Data to use:
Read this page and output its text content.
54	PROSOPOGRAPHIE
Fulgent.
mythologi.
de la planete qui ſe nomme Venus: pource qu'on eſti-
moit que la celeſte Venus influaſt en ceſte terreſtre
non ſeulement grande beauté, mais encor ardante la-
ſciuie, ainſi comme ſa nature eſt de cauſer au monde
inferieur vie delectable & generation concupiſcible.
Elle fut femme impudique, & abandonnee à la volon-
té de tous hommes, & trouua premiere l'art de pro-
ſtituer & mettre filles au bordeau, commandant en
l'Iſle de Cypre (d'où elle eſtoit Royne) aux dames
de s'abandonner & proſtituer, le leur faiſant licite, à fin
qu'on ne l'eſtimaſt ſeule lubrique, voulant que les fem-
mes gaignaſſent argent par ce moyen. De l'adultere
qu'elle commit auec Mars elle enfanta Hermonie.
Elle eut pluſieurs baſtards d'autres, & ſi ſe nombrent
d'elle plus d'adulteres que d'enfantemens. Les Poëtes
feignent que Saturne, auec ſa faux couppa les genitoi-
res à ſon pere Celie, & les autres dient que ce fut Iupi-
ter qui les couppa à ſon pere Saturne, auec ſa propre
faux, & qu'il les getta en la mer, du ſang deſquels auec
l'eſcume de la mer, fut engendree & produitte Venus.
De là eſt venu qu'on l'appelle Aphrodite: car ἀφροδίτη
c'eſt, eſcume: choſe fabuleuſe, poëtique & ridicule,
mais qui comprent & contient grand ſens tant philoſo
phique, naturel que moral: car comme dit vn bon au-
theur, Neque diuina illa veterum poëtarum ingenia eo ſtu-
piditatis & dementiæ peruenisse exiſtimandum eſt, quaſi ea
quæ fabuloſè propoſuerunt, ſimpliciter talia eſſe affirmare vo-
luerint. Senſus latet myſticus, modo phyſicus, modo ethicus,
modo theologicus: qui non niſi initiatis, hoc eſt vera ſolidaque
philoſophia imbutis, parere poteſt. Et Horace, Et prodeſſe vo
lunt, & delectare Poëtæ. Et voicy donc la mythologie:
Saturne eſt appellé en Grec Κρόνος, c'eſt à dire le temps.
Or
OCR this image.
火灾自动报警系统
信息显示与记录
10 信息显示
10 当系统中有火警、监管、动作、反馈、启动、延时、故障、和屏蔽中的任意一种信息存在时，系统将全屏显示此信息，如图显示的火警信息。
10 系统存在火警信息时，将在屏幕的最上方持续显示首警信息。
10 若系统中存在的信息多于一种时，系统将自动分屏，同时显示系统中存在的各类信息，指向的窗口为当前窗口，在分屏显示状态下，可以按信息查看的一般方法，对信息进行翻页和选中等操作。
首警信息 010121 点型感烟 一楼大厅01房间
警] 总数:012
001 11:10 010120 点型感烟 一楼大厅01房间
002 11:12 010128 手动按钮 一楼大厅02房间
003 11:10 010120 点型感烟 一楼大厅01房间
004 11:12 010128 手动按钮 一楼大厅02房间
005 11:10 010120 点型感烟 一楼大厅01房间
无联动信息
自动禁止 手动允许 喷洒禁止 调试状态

Instructions to follow: Extract all of the material exactly as it is written.

Worked answer:
Read this page and output its text content.
54	PROSOPOGRAPHIE
Fulgent.
mythologi.
de la planete qui ſe nomme Venus: pource qu'on eſti-
moit que la celeſte Venus influaſt en ceſte terreſtre
non ſeulement grande beauté, mais encor ardante la-
ſciuie, ainſi comme ſa nature eſt de cauſer au monde
inferieur vie delectable & generation concupiſcible.
Elle fut femme impudique, & abandonnee à la volon-
té de tous hommes, & trouua premiere l'art de pro-
ſtituer & mettre filles au bordeau, commandant en
l'Iſle de Cypre (d'où elle eſtoit Royne) aux dames
de s'abandonner & proſtituer, le leur faiſant licite, à fin
qu'on ne l'eſtimaſt ſeule lubrique, voulant que les fem-
mes gaignaſſent argent par ce moyen. De l'adultere
qu'elle commit auec Mars elle enfanta Hermonie.
Elle eut pluſieurs baſtards d'autres, & ſi ſe nombrent
d'elle plus d'adulteres que d'enfantemens. Les Poëtes
feignent que Saturne, auec ſa faux couppa les genitoi-
res à ſon pere Celie, & les autres dient que ce fut Iupi-
ter qui les couppa à ſon pere Saturne, auec ſa propre
faux, & qu'il les getta en la mer, du ſang deſquels auec
l'eſcume de la mer, fut engendree & produitte Venus.
De là eſt venu qu'on l'appelle Aphrodite: car ἀφροδίτη
c'eſt, eſcume: choſe fabuleuſe, poëtique & ridicule,
mais qui comprent & contient grand ſens tant philoſo
phique, naturel que moral: car comme dit vn bon au-
theur, Neque diuina illa veterum poëtarum ingenia eo ſtu-
piditatis & dementiæ peruenisse exiſtimandum eſt, quaſi ea
quæ fabuloſè propoſuerunt, ſimpliciter talia eſſe affirmare vo-
luerint. Senſus latet myſticus, modo phyſicus, modo ethicus,
modo theologicus: qui non niſi initiatis, hoc eſt vera ſolidaque
philoſophia imbutis, parere poteſt. Et Horace, Et prodeſſe vo
lunt, & delectare Poëtæ. Et voicy donc la mythologie:
Saturne eſt appellé en Grec Κρόνος, c'eſt à dire le temps.
Or
OCR this image.
火灾自动报警系统
信息显示与记录
10 信息显示
10 当系统中有火警、监管、动作、反馈、启动、延时、故障、和屏蔽中的任意一种信息存在时，系统将全屏显示此信息，如图显示的火警信息。
10 系统存在火警信息时，将在屏幕的最上方持续显示首警信息。
10 若系统中存在的信息多于一种时，系统将自动分屏，同时显示系统中存在的各类信息，指向的窗口为当前窗口，在分屏显示状态下，可以按信息查看的一般方法，对信息进行翻页和选中等操作。
首警信息 010121 点型感烟 一楼大厅01房间
警] 总数:012
001 11:10 010120 点型感烟 一楼大厅01房间
002 11:12 010128 手动按钮 一楼大厅02房间
003 11:10 010120 点型感烟 一楼大厅01房间
004 11:12 010128 手动按钮 一楼大厅02房间
005 11:10 010120 点型感烟 一楼大厅01房间
无联动信息
自动禁止 手动允许 喷洒禁止 调试状态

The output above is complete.